## Start DATASET RECORDS

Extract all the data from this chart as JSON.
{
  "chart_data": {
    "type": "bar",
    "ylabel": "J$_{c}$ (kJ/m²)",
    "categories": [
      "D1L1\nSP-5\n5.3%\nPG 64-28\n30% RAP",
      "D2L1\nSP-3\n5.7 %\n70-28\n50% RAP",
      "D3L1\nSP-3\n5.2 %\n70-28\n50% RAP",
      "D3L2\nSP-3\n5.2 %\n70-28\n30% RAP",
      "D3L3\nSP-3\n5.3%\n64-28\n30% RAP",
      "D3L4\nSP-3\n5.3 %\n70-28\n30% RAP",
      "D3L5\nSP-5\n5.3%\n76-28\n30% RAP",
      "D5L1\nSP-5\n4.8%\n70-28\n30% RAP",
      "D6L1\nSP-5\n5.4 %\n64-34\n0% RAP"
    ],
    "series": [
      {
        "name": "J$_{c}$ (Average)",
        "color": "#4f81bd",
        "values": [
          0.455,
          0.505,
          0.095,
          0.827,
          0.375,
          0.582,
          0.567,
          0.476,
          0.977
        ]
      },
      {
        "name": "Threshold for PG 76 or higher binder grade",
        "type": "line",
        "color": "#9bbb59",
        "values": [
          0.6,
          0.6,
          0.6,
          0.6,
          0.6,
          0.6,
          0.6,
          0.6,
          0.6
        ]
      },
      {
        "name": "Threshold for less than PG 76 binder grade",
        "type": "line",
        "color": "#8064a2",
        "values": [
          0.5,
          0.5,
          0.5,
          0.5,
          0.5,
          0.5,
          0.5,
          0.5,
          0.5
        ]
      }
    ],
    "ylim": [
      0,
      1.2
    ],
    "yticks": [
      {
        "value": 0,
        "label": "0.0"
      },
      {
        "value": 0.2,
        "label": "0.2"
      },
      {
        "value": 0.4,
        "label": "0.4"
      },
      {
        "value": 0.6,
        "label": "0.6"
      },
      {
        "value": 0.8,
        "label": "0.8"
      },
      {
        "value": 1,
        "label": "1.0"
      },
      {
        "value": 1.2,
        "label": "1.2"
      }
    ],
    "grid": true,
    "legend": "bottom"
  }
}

## End DATASET RECORDS

§ DIRECTIONS
Send back all of the entries exactly, with nothing missing.

§ ANSWER FOR THIS EXERCISE
Extract all the data from this chart as JSON.
{
  "chart_data": {
    "type": "bar",
    "ylabel": "J$_{c}$ (kJ/m²)",
    "categories": [
      "D1L1\nSP-5\n5.3%\nPG 64-28\n30% RAP",
      "D2L1\nSP-3\n5.7 %\n70-28\n50% RAP",
      "D3L1\nSP-3\n5.2 %\n70-28\n50% RAP",
      "D3L2\nSP-3\n5.2 %\n70-28\n30% RAP",
      "D3L3\nSP-3\n5.3%\n64-28\n30% RAP",
      "D3L4\nSP-3\n5.3 %\n70-28\n30% RAP",
      "D3L5\nSP-5\n5.3%\n76-28\n30% RAP",
      "D5L1\nSP-5\n4.8%\n70-28\n30% RAP",
      "D6L1\nSP-5\n5.4 %\n64-34\n0% RAP"
    ],
    "series": [
      {
        "name": "J$_{c}$ (Average)",
        "color": "#4f81bd",
        "values": [
          0.455,
          0.505,
          0.095,
          0.827,
          0.375,
          0.582,
          0.567,
          0.476,
          0.977
        ]
      },
      {
        "name": "Threshold for PG 76 or higher binder grade",
        "type": "line",
        "color": "#9bbb59",
        "values": [
          0.6,
          0.6,
          0.6,
          0.6,
          0.6,
          0.6,
          0.6,
          0.6,
          0.6
        ]
      },
      {
        "name": "Threshold for less than PG 76 binder grade",
        "type": "line",
        "color": "#8064a2",
        "values": [
          0.5,
          0.5,
          0.5,
          0.5,
          0.5,
          0.5,
          0.5,
          0.5,
          0.5
        ]
      }
    ],
    "ylim": [
      0,
      1.2
    ],
    "yticks": [
      {
        "value": 0,
        "label": "0.0"
      },
      {
        "value": 0.2,
        "label": "0.2"
      },
      {
        "value": 0.4,
        "label": "0.4"
      },
      {
        "value": 0.6,
        "label": "0.6"
      },
      {
        "value": 0.8,
        "label": "0.8"
      },
      {
        "value": 1,
        "label": "1.0"
      },
      {
        "value": 1.2,
        "label": "1.2"
      }
    ],
    "grid": true,
    "legend": "bottom"
  }
}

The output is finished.